- _SHORT EXERCISE_
Search the material and gather each line with "quality" in it.

- _DATA TO PROCESS_
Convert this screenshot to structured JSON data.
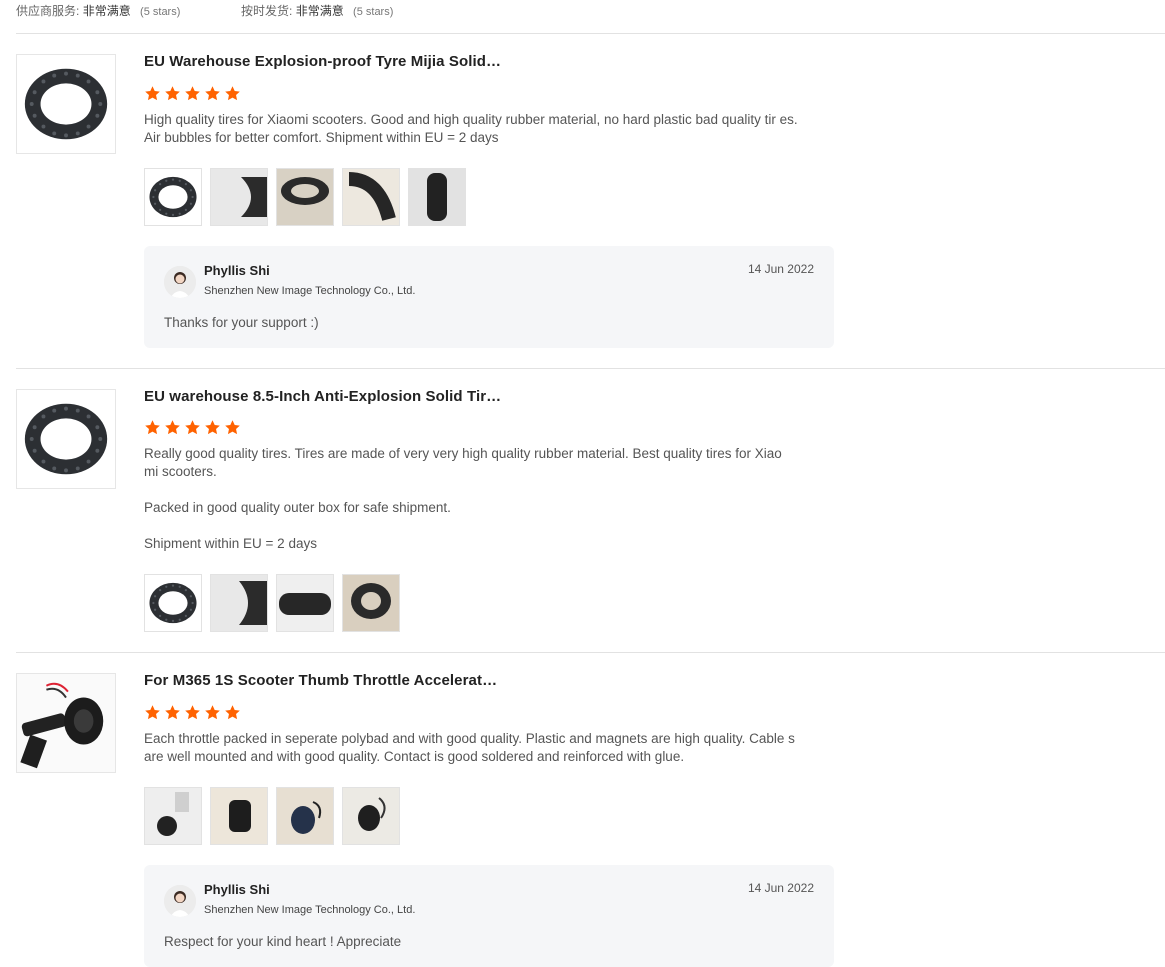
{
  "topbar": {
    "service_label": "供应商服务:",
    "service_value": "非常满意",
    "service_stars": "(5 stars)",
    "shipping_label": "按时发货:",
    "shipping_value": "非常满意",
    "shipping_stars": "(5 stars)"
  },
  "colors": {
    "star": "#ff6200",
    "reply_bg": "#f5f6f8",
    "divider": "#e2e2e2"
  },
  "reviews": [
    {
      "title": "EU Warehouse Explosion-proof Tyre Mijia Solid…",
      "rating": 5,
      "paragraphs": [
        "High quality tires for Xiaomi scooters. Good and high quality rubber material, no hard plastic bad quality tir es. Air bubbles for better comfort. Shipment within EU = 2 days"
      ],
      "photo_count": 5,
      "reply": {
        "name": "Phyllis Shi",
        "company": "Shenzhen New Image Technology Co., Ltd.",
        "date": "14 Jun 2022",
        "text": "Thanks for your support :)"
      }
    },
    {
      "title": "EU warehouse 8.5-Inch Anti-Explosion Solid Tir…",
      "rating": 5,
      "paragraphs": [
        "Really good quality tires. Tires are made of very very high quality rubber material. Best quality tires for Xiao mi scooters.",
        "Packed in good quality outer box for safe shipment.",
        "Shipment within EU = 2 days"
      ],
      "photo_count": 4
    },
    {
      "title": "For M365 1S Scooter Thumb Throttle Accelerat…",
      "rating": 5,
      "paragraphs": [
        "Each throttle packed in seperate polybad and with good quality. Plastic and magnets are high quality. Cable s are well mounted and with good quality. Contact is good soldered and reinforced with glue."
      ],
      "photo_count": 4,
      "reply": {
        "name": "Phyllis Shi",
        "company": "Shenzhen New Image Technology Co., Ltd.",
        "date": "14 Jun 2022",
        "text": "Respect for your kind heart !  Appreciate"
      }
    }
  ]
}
--
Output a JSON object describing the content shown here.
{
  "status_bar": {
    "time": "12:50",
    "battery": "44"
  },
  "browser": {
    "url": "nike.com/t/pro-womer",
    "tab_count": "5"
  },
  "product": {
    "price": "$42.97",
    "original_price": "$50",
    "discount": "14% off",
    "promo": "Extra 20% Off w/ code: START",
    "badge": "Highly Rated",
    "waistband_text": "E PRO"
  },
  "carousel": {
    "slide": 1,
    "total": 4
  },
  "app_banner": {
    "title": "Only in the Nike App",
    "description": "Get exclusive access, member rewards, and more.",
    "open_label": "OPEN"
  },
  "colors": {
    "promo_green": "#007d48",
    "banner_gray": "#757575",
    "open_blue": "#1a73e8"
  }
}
---
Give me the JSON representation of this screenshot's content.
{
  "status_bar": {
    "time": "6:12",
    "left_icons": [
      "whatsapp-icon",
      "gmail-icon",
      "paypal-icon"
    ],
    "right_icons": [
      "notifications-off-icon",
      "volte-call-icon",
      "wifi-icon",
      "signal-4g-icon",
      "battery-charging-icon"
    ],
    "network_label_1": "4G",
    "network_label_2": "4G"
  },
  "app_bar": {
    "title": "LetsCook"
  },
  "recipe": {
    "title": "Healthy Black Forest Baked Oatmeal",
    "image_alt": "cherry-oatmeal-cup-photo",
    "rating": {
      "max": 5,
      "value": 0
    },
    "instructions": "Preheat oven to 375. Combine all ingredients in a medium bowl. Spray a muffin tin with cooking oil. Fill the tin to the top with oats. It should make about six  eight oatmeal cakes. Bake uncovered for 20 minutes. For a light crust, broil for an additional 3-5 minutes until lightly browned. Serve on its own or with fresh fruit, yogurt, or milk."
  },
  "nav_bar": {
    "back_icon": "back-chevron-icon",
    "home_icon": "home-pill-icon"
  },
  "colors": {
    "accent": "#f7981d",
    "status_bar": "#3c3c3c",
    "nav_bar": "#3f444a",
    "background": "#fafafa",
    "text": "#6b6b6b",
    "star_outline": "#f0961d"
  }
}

- _RESPONSE TO THIS EXERCISE_
        "High quality tires for Xiaomi scooters. Good and high quality rubber material, no hard plastic bad quality tir es. Air bubbles for better comfort. Shipment within EU = 2 days"
        "Really good quality tires. Tires are made of very very high quality rubber material. Best quality tires for Xiao mi scooters.",
        "Packed in good quality outer box for safe shipment.",
        "Each throttle packed in seperate polybad and with good quality. Plastic and magnets are high quality. Cable s are well mounted and with good quality. Contact is good soldered and reinforced with glue."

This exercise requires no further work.